Definition of "nibling"
nibling
noun
plural niblings
(originally chiefly anthropology, often in the plural) Used especially as a gender-neutral term: the child of one's sibling or sibling-in-law; one's nephew or niece.
Quotations
Aunts and uncles are concerned with the education of their niblings and may play a minor role in the ultimate arrangement of a marriage for the nibling.
1967, Ben J. Wallace, Gaddang Agriculture: The Focus of Ecological and Cultural Change (unpublished Ph.D. dissertation), Madison, Wis.: University of Wisconsin
In the following line we find Q1P2; that is, child of a parent of a parent; this is the relation that nuncles (aunts or uncles) bear to niblings (nieces or nephews).
1974, Roger W. Shuy, Charles-James N. Bailey, editors, Towards Tomorrow’s Linguistics, Washington, D.C.: Georgetown University Press, page 125
She [Viola Edmundson Garfield] was close to her family, particularly her younger “siblings and niblings.”

## Short exercise 1
Please reproduce everything in the listing below, from its very first line down to the line containing "logo-product: RADEON: [51, 62, 117, 79]", with both of those lines included.
## Short exercise 2
Extend the dictionary entry for "nibling" beyond its final sentence.

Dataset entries
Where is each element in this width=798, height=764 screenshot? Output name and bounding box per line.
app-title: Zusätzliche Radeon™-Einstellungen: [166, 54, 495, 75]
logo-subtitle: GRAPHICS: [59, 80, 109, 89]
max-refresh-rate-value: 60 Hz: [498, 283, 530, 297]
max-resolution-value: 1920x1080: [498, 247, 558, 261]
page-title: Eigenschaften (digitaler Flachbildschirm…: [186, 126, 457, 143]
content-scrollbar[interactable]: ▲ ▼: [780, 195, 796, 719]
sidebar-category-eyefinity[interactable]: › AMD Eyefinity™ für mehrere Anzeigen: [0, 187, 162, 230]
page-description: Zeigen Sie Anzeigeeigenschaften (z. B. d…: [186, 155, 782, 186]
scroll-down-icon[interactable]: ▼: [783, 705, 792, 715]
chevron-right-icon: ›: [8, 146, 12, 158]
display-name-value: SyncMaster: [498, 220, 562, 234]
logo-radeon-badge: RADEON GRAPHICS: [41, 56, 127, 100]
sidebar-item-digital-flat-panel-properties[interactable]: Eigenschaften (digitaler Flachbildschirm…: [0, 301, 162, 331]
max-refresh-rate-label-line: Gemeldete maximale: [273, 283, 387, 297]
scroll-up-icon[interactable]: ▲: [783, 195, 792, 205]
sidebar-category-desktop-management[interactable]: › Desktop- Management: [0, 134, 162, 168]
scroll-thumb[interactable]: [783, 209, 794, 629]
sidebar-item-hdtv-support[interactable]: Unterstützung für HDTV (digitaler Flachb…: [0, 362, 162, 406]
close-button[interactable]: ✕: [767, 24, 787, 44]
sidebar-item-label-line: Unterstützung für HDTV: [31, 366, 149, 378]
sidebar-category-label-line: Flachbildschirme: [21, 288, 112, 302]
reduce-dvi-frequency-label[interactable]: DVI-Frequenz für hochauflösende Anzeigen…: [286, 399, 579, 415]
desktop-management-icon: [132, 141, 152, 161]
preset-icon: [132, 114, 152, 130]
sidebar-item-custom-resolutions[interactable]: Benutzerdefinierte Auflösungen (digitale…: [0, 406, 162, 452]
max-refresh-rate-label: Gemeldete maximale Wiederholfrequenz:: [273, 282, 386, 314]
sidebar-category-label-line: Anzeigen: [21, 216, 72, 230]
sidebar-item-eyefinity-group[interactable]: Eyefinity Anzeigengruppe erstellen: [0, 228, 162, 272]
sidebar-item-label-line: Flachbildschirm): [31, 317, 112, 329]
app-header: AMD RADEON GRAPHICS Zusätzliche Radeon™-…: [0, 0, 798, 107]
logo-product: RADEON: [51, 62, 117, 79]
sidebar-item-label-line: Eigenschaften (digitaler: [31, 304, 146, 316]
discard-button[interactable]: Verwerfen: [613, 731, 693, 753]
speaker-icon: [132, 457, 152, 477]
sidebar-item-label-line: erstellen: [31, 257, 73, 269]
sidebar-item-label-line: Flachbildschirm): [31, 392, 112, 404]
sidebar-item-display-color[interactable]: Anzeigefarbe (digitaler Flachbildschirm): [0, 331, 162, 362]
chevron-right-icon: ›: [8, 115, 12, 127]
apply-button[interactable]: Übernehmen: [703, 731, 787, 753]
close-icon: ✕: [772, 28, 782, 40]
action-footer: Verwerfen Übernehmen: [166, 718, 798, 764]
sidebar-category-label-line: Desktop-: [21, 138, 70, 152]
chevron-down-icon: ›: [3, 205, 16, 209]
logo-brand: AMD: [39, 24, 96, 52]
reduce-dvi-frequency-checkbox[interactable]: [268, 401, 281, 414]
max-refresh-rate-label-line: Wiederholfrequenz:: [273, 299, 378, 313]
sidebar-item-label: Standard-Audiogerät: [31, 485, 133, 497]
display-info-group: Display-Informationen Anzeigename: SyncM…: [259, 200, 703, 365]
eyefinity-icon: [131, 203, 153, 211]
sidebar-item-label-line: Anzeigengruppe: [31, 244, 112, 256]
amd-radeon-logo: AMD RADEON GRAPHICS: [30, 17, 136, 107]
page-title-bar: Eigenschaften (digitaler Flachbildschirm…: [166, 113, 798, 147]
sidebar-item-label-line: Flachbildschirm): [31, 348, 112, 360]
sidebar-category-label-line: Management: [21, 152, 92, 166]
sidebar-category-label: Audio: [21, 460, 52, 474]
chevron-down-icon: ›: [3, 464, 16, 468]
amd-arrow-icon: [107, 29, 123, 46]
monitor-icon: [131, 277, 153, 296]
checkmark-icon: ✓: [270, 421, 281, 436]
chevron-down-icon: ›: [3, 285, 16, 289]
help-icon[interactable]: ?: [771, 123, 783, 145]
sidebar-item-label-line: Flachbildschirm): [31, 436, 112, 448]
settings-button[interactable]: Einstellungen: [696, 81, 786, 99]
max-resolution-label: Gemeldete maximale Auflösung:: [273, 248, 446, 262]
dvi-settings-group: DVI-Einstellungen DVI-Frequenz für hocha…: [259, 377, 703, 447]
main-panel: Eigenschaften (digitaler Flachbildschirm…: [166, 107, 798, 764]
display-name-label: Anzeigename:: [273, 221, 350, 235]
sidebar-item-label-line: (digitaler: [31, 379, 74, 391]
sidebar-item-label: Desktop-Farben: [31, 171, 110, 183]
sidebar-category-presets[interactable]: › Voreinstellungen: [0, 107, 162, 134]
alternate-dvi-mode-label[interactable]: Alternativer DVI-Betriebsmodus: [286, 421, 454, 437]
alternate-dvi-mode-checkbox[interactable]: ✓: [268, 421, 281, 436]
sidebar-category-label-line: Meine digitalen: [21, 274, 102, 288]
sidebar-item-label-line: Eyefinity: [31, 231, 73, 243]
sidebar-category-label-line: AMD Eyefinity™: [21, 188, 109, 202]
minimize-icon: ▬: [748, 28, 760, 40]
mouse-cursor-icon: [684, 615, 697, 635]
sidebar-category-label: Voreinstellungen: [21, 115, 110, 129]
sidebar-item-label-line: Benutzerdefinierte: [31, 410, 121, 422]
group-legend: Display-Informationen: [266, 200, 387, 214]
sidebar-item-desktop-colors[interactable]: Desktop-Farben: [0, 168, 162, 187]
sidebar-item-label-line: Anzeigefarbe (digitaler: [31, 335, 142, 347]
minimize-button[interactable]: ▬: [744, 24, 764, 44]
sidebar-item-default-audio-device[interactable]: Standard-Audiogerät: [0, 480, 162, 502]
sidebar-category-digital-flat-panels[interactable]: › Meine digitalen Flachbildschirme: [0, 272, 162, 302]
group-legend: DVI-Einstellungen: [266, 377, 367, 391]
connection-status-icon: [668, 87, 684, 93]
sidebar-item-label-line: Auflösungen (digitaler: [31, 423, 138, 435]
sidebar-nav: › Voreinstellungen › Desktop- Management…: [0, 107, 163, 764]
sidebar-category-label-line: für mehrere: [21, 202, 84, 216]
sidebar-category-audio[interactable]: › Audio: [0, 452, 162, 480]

## Output 1
Where is each element in this width=798, height=764 screenshot? Output name and bounding box per line.
app-title: Zusätzliche Radeon™-Einstellungen: [166, 54, 495, 75]
logo-subtitle: GRAPHICS: [59, 80, 109, 89]
max-refresh-rate-value: 60 Hz: [498, 283, 530, 297]
max-resolution-value: 1920x1080: [498, 247, 558, 261]
page-title: Eigenschaften (digitaler Flachbildschirm…: [186, 126, 457, 143]
content-scrollbar[interactable]: ▲ ▼: [780, 195, 796, 719]
sidebar-category-eyefinity[interactable]: › AMD Eyefinity™ für mehrere Anzeigen: [0, 187, 162, 230]
page-description: Zeigen Sie Anzeigeeigenschaften (z. B. d…: [186, 155, 782, 186]
scroll-down-icon[interactable]: ▼: [783, 705, 792, 715]
chevron-right-icon: ›: [8, 146, 12, 158]
display-name-value: SyncMaster: [498, 220, 562, 234]
logo-radeon-badge: RADEON GRAPHICS: [41, 56, 127, 100]
sidebar-item-digital-flat-panel-properties[interactable]: Eigenschaften (digitaler Flachbildschirm…: [0, 301, 162, 331]
max-refresh-rate-label-line: Gemeldete maximale: [273, 283, 387, 297]
scroll-up-icon[interactable]: ▲: [783, 195, 792, 205]
sidebar-category-desktop-management[interactable]: › Desktop- Management: [0, 134, 162, 168]
scroll-thumb[interactable]: [783, 209, 794, 629]
sidebar-item-hdtv-support[interactable]: Unterstützung für HDTV (digitaler Flachb…: [0, 362, 162, 406]
close-button[interactable]: ✕: [767, 24, 787, 44]
sidebar-item-label-line: Unterstützung für HDTV: [31, 366, 149, 378]
sidebar-category-label-line: Flachbildschirme: [21, 288, 112, 302]
reduce-dvi-frequency-label[interactable]: DVI-Frequenz für hochauflösende Anzeigen…: [286, 399, 579, 415]
desktop-management-icon: [132, 141, 152, 161]
preset-icon: [132, 114, 152, 130]
sidebar-item-custom-resolutions[interactable]: Benutzerdefinierte Auflösungen (digitale…: [0, 406, 162, 452]
max-refresh-rate-label: Gemeldete maximale Wiederholfrequenz:: [273, 282, 386, 314]
sidebar-category-label-line: Anzeigen: [21, 216, 72, 230]
sidebar-item-eyefinity-group[interactable]: Eyefinity Anzeigengruppe erstellen: [0, 228, 162, 272]
sidebar-item-label-line: Flachbildschirm): [31, 317, 112, 329]
app-header: AMD RADEON GRAPHICS Zusätzliche Radeon™-…: [0, 0, 798, 107]
logo-product: RADEON: [51, 62, 117, 79]

## Output 2
1988, Jay Miller, “Viola Edmundson Garfield”, in Ute Gacs, Aisha Khan, Jerrie McIntyre, Ruth Weinberg, editors, Women Anthropologists: Selected Biographies, Illini Books edition, Urbana, Chicago, Ill.: University of Illinois Press, published 1989, page 112
Kin selection was strongest for choices between sibling and friend, decreasing across sibling vs. nibling, nibling vs. friend, and nibling vs. cousin, [...]
1998 May, Daniel J. Kruger, “Male Relatives Benefit More from Kin Selecting Tendencies Enhancing Social Status”, in Daniel J. Kruger, PhD, University of Michigan, archived from the original on 17 June 2019
Most distinctive of the system, therefore, were the two terms for parental siblings and for niblings, which occurred only among the Salish and neighboring Southern Nootkans.
1999, Jay Miller, “Body”, in Lushootseed Culture and the Shamanic Odyssey: An Anchored Radiance, Lincoln, Neb., London: University of Nebraska Press, page 127
Cousins are informally referred to by the same terms used for siblings, but officially one has an aunt/uncle-nibling relationship with one's cousins.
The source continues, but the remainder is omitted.